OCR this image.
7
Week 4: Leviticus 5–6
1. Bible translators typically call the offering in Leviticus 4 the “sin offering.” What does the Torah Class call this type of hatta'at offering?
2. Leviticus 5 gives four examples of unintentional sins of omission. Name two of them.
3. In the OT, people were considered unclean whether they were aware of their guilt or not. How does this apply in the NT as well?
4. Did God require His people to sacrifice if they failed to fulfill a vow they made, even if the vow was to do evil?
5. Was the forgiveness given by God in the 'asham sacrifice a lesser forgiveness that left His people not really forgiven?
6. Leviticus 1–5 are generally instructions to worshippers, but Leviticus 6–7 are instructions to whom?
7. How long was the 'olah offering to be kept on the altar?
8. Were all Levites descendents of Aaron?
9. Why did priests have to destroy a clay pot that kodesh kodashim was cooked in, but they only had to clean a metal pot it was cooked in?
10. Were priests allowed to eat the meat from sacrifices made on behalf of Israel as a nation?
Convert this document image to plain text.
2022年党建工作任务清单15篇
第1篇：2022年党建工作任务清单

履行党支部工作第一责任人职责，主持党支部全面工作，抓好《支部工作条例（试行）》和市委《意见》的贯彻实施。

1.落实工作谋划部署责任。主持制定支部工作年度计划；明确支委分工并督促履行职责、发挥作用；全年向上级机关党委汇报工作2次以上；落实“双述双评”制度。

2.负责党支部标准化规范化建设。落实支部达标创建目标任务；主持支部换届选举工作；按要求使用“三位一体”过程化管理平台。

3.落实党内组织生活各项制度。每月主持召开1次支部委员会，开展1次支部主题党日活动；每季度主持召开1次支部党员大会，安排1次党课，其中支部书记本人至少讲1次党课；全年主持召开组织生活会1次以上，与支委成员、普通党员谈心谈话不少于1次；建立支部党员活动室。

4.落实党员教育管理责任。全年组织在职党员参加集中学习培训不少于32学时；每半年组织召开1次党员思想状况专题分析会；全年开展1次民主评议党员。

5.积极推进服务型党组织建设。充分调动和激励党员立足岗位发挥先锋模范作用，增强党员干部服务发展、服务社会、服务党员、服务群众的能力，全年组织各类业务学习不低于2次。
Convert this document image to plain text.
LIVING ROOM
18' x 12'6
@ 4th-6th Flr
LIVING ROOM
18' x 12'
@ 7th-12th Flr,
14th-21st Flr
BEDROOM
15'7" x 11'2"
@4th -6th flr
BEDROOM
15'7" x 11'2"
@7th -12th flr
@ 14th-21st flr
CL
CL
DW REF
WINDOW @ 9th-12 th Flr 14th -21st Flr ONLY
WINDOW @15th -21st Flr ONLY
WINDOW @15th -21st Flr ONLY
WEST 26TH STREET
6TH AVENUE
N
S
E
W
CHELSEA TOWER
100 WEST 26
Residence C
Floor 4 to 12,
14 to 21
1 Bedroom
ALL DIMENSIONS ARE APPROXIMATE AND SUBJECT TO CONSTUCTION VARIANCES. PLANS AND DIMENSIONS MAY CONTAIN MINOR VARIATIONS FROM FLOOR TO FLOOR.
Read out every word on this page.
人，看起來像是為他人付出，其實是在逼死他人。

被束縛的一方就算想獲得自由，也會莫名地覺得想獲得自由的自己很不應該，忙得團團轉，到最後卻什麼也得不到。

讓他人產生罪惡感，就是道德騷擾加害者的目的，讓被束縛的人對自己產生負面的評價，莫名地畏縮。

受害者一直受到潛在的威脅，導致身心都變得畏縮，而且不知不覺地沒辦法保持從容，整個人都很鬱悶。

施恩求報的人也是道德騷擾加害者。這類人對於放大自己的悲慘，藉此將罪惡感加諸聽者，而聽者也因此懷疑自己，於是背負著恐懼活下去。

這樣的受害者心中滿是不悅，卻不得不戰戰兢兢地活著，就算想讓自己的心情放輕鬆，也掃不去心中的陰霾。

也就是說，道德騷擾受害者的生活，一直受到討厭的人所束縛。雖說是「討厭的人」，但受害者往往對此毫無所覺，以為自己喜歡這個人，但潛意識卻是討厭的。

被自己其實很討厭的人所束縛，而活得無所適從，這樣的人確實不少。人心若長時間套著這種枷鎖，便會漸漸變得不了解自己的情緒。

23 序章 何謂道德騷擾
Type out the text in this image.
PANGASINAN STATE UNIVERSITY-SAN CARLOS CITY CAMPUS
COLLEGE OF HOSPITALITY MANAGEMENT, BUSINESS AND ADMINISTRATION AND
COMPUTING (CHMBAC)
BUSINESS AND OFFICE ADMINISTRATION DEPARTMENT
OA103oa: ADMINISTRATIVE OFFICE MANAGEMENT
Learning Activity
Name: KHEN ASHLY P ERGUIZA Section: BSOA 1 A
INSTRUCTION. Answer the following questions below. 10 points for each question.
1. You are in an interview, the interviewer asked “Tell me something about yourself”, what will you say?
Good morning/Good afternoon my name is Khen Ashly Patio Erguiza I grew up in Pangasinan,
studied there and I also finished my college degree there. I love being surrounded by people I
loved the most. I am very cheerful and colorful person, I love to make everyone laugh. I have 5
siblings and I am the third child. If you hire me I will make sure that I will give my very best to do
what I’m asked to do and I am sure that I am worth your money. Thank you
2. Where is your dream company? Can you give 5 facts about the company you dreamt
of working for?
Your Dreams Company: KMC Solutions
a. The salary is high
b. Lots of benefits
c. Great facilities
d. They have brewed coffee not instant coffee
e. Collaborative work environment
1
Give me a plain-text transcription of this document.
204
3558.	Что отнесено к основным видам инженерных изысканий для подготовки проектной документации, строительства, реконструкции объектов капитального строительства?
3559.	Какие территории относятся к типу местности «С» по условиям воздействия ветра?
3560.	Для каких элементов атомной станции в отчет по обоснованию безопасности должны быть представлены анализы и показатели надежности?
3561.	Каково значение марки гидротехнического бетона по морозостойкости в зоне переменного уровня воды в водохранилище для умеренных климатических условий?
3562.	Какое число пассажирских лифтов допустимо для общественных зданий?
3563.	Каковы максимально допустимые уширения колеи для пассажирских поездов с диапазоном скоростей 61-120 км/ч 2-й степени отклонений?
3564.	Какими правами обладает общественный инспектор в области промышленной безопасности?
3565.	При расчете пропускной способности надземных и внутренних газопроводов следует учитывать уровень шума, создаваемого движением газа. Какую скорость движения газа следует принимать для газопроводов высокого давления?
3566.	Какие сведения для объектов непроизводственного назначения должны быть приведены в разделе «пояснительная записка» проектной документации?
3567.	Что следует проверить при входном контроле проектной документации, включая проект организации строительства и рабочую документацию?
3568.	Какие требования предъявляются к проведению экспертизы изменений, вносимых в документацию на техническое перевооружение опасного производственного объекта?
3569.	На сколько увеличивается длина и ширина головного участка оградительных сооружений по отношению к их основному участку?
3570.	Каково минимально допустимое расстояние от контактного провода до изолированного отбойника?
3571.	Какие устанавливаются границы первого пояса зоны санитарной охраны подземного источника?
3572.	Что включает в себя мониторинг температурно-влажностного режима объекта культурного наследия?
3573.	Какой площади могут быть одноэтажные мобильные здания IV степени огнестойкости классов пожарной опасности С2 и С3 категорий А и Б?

- **EXERCISE**
Each record above must be given again exactly.

- **EXPECTED ANSWER**
OCR this image.
7
Week 4: Leviticus 5–6
1. Bible translators typically call the offering in Leviticus 4 the “sin offering.” What does the Torah Class call this type of hatta'at offering?
2. Leviticus 5 gives four examples of unintentional sins of omission. Name two of them.
3. In the OT, people were considered unclean whether they were aware of their guilt or not. How does this apply in the NT as well?
4. Did God require His people to sacrifice if they failed to fulfill a vow they made, even if the vow was to do evil?
5. Was the forgiveness given by God in the 'asham sacrifice a lesser forgiveness that left His people not really forgiven?
6. Leviticus 1–5 are generally instructions to worshippers, but Leviticus 6–7 are instructions to whom?
7. How long was the 'olah offering to be kept on the altar?
8. Were all Levites descendents of Aaron?
9. Why did priests have to destroy a clay pot that kodesh kodashim was cooked in, but they only had to clean a metal pot it was cooked in?
10. Were priests allowed to eat the meat from sacrifices made on behalf of Israel as a nation?
Convert this document image to plain text.
2022年党建工作任务清单15篇
第1篇：2022年党建工作任务清单

履行党支部工作第一责任人职责，主持党支部全面工作，抓好《支部工作条例（试行）》和市委《意见》的贯彻实施。

1.落实工作谋划部署责任。主持制定支部工作年度计划；明确支委分工并督促履行职责、发挥作用；全年向上级机关党委汇报工作2次以上；落实“双述双评”制度。

2.负责党支部标准化规范化建设。落实支部达标创建目标任务；主持支部换届选举工作；按要求使用“三位一体”过程化管理平台。

3.落实党内组织生活各项制度。每月主持召开1次支部委员会，开展1次支部主题党日活动；每季度主持召开1次支部党员大会，安排1次党课，其中支部书记本人至少讲1次党课；全年主持召开组织生活会1次以上，与支委成员、普通党员谈心谈话不少于1次；建立支部党员活动室。

4.落实党员教育管理责任。全年组织在职党员参加集中学习培训不少于32学时；每半年组织召开1次党员思想状况专题分析会；全年开展1次民主评议党员。

5.积极推进服务型党组织建设。充分调动和激励党员立足岗位发挥先锋模范作用，增强党员干部服务发展、服务社会、服务党员、服务群众的能力，全年组织各类业务学习不低于2次。
Convert this document image to plain text.
LIVING ROOM
18' x 12'6
@ 4th-6th Flr
LIVING ROOM
18' x 12'
@ 7th-12th Flr,
14th-21st Flr
BEDROOM
15'7" x 11'2"
@4th -6th flr
BEDROOM
15'7" x 11'2"
@7th -12th flr
@ 14th-21st flr
CL
CL
DW REF
WINDOW @ 9th-12 th Flr 14th -21st Flr ONLY
WINDOW @15th -21st Flr ONLY
WINDOW @15th -21st Flr ONLY
WEST 26TH STREET
6TH AVENUE
N
S
E
W
CHELSEA TOWER
100 WEST 26
Residence C
Floor 4 to 12,
14 to 21
1 Bedroom
ALL DIMENSIONS ARE APPROXIMATE AND SUBJECT TO CONSTUCTION VARIANCES. PLANS AND DIMENSIONS MAY CONTAIN MINOR VARIATIONS FROM FLOOR TO FLOOR.
Read out every word on this page.
人，看起來像是為他人付出，其實是在逼死他人。

被束縛的一方就算想獲得自由，也會莫名地覺得想獲得自由的自己很不應該，忙得團團轉，到最後卻什麼也得不到。

讓他人產生罪惡感，就是道德騷擾加害者的目的，讓被束縛的人對自己產生負面的評價，莫名地畏縮。

受害者一直受到潛在的威脅，導致身心都變得畏縮，而且不知不覺地沒辦法保持從容，整個人都很鬱悶。

施恩求報的人也是道德騷擾加害者。這類人對於放大自己的悲慘，藉此將罪惡感加諸聽者，而聽者也因此懷疑自己，於是背負著恐懼活下去。

這樣的受害者心中滿是不悅，卻不得不戰戰兢兢地活著，就算想讓自己的心情放輕鬆，也掃不去心中的陰霾。

也就是說，道德騷擾受害者的生活，一直受到討厭的人所束縛。雖說是「討厭的人」，但受害者往往對此毫無所覺，以為自己喜歡這個人，但潛意識卻是討厭的。

被自己其實很討厭的人所束縛，而活得無所適從，這樣的人確實不少。人心若長時間套著這種枷鎖，便會漸漸變得不了解自己的情緒。

23 序章 何謂道德騷擾
Type out the text in this image.
PANGASINAN STATE UNIVERSITY-SAN CARLOS CITY CAMPUS
COLLEGE OF HOSPITALITY MANAGEMENT, BUSINESS AND ADMINISTRATION AND
COMPUTING (CHMBAC)
BUSINESS AND OFFICE ADMINISTRATION DEPARTMENT
OA103oa: ADMINISTRATIVE OFFICE MANAGEMENT
Learning Activity
Name: KHEN ASHLY P ERGUIZA Section: BSOA 1 A
INSTRUCTION. Answer the following questions below. 10 points for each question.
1. You are in an interview, the interviewer asked “Tell me something about yourself”, what will you say?
Good morning/Good afternoon my name is Khen Ashly Patio Erguiza I grew up in Pangasinan,
studied there and I also finished my college degree there. I love being surrounded by people I
loved the most. I am very cheerful and colorful person, I love to make everyone laugh. I have 5
siblings and I am the third child. If you hire me I will make sure that I will give my very best to do
what I’m asked to do and I am sure that I am worth your money. Thank you
2. Where is your dream company? Can you give 5 facts about the company you dreamt
of working for?
Your Dreams Company: KMC Solutions
a. The salary is high
b. Lots of benefits
c. Great facilities
d. They have brewed coffee not instant coffee
e. Collaborative work environment
1
Give me a plain-text transcription of this document.
204
3558.	Что отнесено к основным видам инженерных изысканий для подготовки проектной документации, строительства, реконструкции объектов капитального строительства?
3559.	Какие территории относятся к типу местности «С» по условиям воздействия ветра?
3560.	Для каких элементов атомной станции в отчет по обоснованию безопасности должны быть представлены анализы и показатели надежности?
3561.	Каково значение марки гидротехнического бетона по морозостойкости в зоне переменного уровня воды в водохранилище для умеренных климатических условий?
3562.	Какое число пассажирских лифтов допустимо для общественных зданий?
3563.	Каковы максимально допустимые уширения колеи для пассажирских поездов с диапазоном скоростей 61-120 км/ч 2-й степени отклонений?
3564.	Какими правами обладает общественный инспектор в области промышленной безопасности?
3565.	При расчете пропускной способности надземных и внутренних газопроводов следует учитывать уровень шума, создаваемого движением газа. Какую скорость движения газа следует принимать для газопроводов высокого давления?
3566.	Какие сведения для объектов непроизводственного назначения должны быть приведены в разделе «пояснительная записка» проектной документации?
3567.	Что следует проверить при входном контроле проектной документации, включая проект организации строительства и рабочую документацию?
3568.	Какие требования предъявляются к проведению экспертизы изменений, вносимых в документацию на техническое перевооружение опасного производственного объекта?
3569.	На сколько увеличивается длина и ширина головного участка оградительных сооружений по отношению к их основному участку?
3570.	Каково минимально допустимое расстояние от контактного провода до изолированного отбойника?
3571.	Какие устанавливаются границы первого пояса зоны санитарной охраны подземного источника?
3572.	Что включает в себя мониторинг температурно-влажностного режима объекта культурного наследия?
3573.	Какой площади могут быть одноэтажные мобильные здания IV степени огнестойкости классов пожарной опасности С2 и С3 категорий А и Б?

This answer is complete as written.